__STATED TASK__
Transcribe the whole listing below without changing a word, but leave out every image.

* START MATERIAL *

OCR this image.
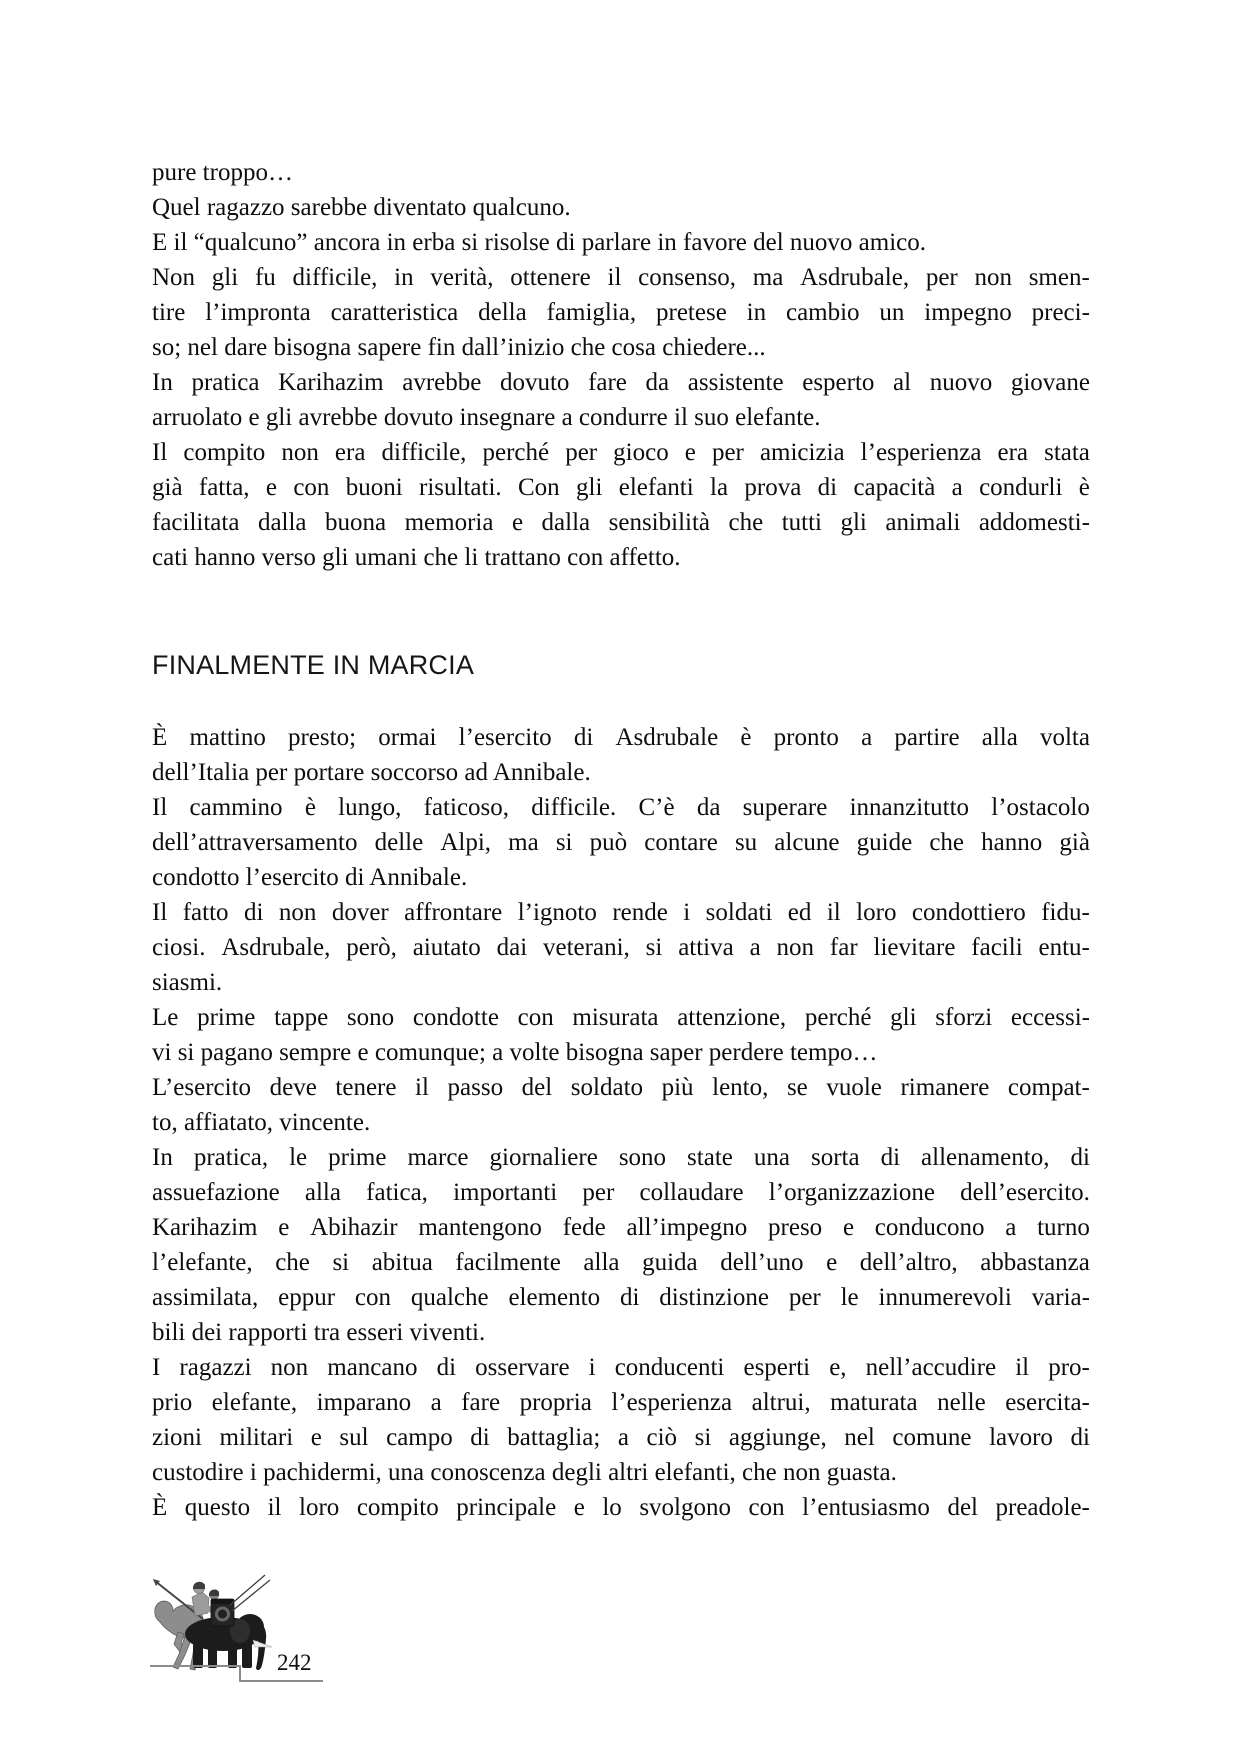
pure troppo…
Quel ragazzo sarebbe diventato qualcuno.
E il “qualcuno” ancora in erba si risolse di parlare in favore del nuovo amico.
Non gli fu difficile, in verità, ottenere il consenso, ma Asdrubale, per non smen-
tire l’impronta caratteristica della famiglia, pretese in cambio un impegno preci-
so; nel dare bisogna sapere fin dall’inizio che cosa chiedere...
In pratica Karihazim avrebbe dovuto fare da assistente esperto al nuovo giovane
arruolato e gli avrebbe dovuto insegnare a condurre il suo elefante.
Il compito non era difficile, perché per gioco e per amicizia l’esperienza era stata
già fatta, e con buoni risultati. Con gli elefanti la prova di capacità a condurli è
facilitata dalla buona memoria e dalla sensibilità che tutti gli animali addomesti-
cati hanno verso gli umani che li trattano con affetto.
FINALMENTE IN MARCIA
È mattino presto; ormai l’esercito di Asdrubale è pronto a partire alla volta
dell’Italia per portare soccorso ad Annibale.
Il cammino è lungo, faticoso, difficile. C’è da superare innanzitutto l’ostacolo
dell’attraversamento delle Alpi, ma si può contare su alcune guide che hanno già
condotto l’esercito di Annibale.
Il fatto di non dover affrontare l’ignoto rende i soldati ed il loro condottiero fidu-
ciosi. Asdrubale, però, aiutato dai veterani, si attiva a non far lievitare facili entu-
siasmi.
Le prime tappe sono condotte con misurata attenzione, perché gli sforzi eccessi-
vi si pagano sempre e comunque; a volte bisogna saper perdere tempo…
L’esercito deve tenere il passo del soldato più lento, se vuole rimanere compat-
to, affiatato, vincente.
In pratica, le prime marce giornaliere sono state una sorta di allenamento, di
assuefazione alla fatica, importanti per collaudare l’organizzazione dell’esercito.
Karihazim e Abihazir mantengono fede all’impegno preso e conducono a turno
l’elefante, che si abitua facilmente alla guida dell’uno e dell’altro, abbastanza
assimilata, eppur con qualche elemento di distinzione per le innumerevoli varia-
bili dei rapporti tra esseri viventi.
I ragazzi non mancano di osservare i conducenti esperti e, nell’accudire il pro-
prio elefante, imparano a fare propria l’esperienza altrui, maturata nelle esercita-
zioni militari e sul campo di battaglia; a ciò si aggiunge, nel comune lavoro di
custodire i pachidermi, una conoscenza degli altri elefanti, che non guasta.
È questo il loro compito principale e lo svolgono con l’entusiasmo del preadole-
242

* END MATERIAL *

__EXPECTED ANSWER__
OCR this image.
pure troppo…
Quel ragazzo sarebbe diventato qualcuno.
E il “qualcuno” ancora in erba si risolse di parlare in favore del nuovo amico.
Non gli fu difficile, in verità, ottenere il consenso, ma Asdrubale, per non smen-
tire l’impronta caratteristica della famiglia, pretese in cambio un impegno preci-
so; nel dare bisogna sapere fin dall’inizio che cosa chiedere...
In pratica Karihazim avrebbe dovuto fare da assistente esperto al nuovo giovane
arruolato e gli avrebbe dovuto insegnare a condurre il suo elefante.
Il compito non era difficile, perché per gioco e per amicizia l’esperienza era stata
già fatta, e con buoni risultati. Con gli elefanti la prova di capacità a condurli è
facilitata dalla buona memoria e dalla sensibilità che tutti gli animali addomesti-
cati hanno verso gli umani che li trattano con affetto.
FINALMENTE IN MARCIA
È mattino presto; ormai l’esercito di Asdrubale è pronto a partire alla volta
dell’Italia per portare soccorso ad Annibale.
Il cammino è lungo, faticoso, difficile. C’è da superare innanzitutto l’ostacolo
dell’attraversamento delle Alpi, ma si può contare su alcune guide che hanno già
condotto l’esercito di Annibale.
Il fatto di non dover affrontare l’ignoto rende i soldati ed il loro condottiero fidu-
ciosi. Asdrubale, però, aiutato dai veterani, si attiva a non far lievitare facili entu-
siasmi.
Le prime tappe sono condotte con misurata attenzione, perché gli sforzi eccessi-
vi si pagano sempre e comunque; a volte bisogna saper perdere tempo…
L’esercito deve tenere il passo del soldato più lento, se vuole rimanere compat-
to, affiatato, vincente.
In pratica, le prime marce giornaliere sono state una sorta di allenamento, di
assuefazione alla fatica, importanti per collaudare l’organizzazione dell’esercito.
Karihazim e Abihazir mantengono fede all’impegno preso e conducono a turno
l’elefante, che si abitua facilmente alla guida dell’uno e dell’altro, abbastanza
assimilata, eppur con qualche elemento di distinzione per le innumerevoli varia-
bili dei rapporti tra esseri viventi.
I ragazzi non mancano di osservare i conducenti esperti e, nell’accudire il pro-
prio elefante, imparano a fare propria l’esperienza altrui, maturata nelle esercita-
zioni militari e sul campo di battaglia; a ciò si aggiunge, nel comune lavoro di
custodire i pachidermi, una conoscenza degli altri elefanti, che non guasta.
È questo il loro compito principale e lo svolgono con l’entusiasmo del preadole-
242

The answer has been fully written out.